> Data extract
**********
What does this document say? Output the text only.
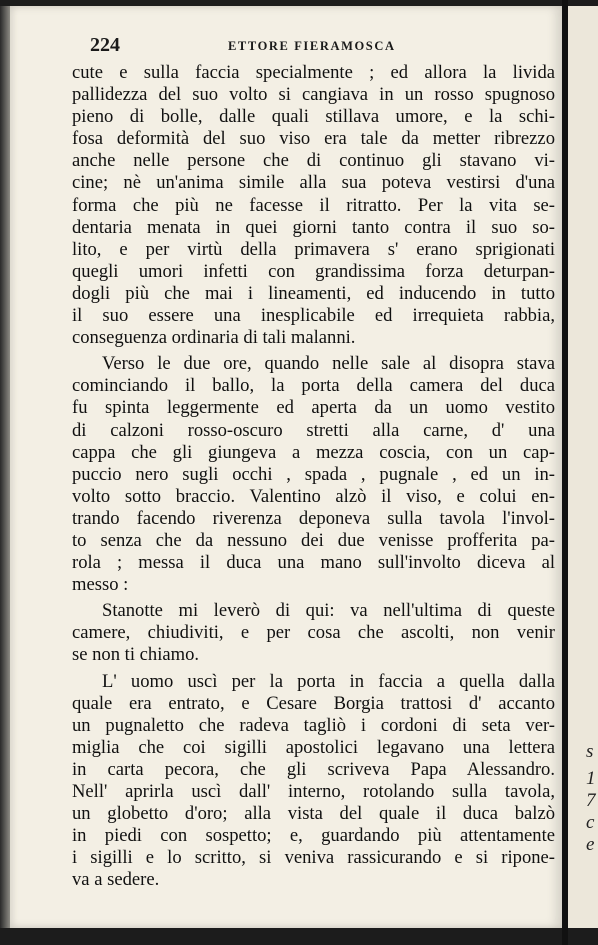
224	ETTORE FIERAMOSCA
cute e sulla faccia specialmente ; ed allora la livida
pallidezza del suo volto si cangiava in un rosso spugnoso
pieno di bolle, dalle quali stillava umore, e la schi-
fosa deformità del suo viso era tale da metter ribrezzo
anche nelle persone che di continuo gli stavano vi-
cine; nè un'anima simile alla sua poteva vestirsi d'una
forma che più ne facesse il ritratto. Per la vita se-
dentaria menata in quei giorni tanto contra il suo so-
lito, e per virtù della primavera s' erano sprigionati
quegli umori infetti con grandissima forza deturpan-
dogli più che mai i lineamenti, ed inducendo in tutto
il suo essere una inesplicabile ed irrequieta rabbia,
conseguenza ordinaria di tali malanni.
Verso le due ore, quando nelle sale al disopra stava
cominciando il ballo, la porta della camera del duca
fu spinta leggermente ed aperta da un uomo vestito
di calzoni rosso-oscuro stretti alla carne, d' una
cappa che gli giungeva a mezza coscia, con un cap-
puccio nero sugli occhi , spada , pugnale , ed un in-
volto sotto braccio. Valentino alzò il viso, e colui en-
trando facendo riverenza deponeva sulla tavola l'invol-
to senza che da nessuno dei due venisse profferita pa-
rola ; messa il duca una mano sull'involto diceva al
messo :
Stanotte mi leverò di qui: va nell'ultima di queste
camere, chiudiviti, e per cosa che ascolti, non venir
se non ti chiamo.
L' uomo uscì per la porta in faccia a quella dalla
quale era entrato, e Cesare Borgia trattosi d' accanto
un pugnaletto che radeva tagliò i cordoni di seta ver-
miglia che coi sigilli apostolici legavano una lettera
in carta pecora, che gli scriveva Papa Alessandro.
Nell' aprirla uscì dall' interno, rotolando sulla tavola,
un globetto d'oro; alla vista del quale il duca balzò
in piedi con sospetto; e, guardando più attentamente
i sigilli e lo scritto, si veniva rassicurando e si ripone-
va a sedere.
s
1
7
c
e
**********
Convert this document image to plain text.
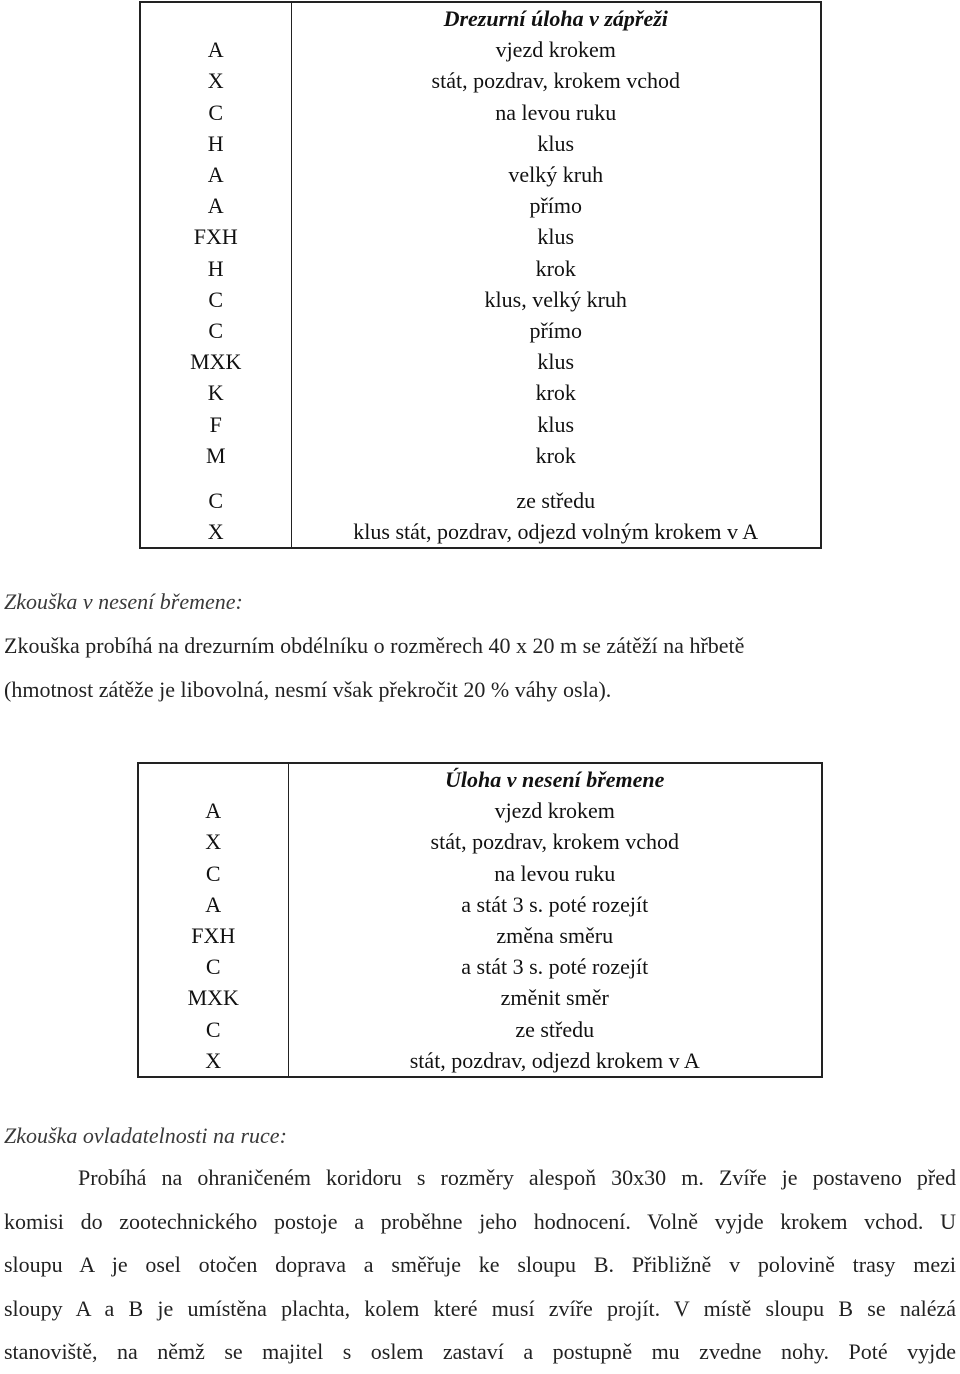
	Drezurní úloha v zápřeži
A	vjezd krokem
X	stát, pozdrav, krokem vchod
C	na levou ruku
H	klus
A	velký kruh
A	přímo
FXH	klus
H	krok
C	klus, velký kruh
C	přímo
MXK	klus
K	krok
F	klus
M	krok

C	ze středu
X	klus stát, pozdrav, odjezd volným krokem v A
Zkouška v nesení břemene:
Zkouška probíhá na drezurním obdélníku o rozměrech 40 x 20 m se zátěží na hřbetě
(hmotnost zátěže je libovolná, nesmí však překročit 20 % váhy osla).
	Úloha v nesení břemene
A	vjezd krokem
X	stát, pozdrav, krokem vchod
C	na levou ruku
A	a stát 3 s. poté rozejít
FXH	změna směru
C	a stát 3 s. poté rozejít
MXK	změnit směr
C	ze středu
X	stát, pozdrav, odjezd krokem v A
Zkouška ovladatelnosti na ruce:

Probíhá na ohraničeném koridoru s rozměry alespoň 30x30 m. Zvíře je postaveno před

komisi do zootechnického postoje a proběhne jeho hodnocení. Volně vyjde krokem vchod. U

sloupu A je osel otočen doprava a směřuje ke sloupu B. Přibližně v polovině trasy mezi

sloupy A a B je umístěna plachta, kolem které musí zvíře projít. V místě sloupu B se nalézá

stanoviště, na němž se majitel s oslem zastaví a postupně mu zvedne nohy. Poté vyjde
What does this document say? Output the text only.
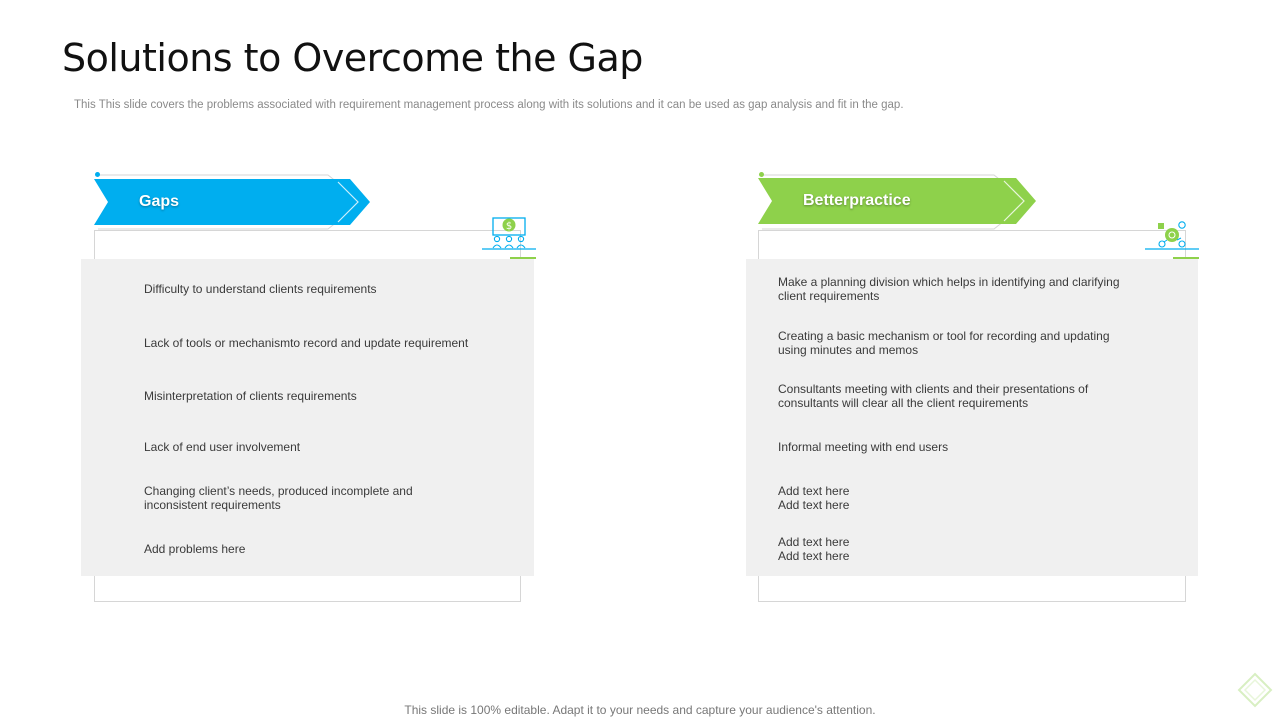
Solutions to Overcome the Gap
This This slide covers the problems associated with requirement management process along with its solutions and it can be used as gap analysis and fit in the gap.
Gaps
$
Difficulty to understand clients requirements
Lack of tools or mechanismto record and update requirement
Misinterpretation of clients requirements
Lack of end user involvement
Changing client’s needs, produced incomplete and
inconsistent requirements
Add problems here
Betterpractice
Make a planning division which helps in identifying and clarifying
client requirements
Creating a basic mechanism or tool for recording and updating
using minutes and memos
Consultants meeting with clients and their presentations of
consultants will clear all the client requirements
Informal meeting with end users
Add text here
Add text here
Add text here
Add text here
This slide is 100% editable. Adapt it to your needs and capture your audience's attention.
**********
Show all lines above holding "Zkouška".

Zkouška v nesení břemene:
Zkouška probíhá na drezurním obdélníku o rozměrech 40 x 20 m se zátěží na hřbetě
Zkouška ovladatelnosti na ruce:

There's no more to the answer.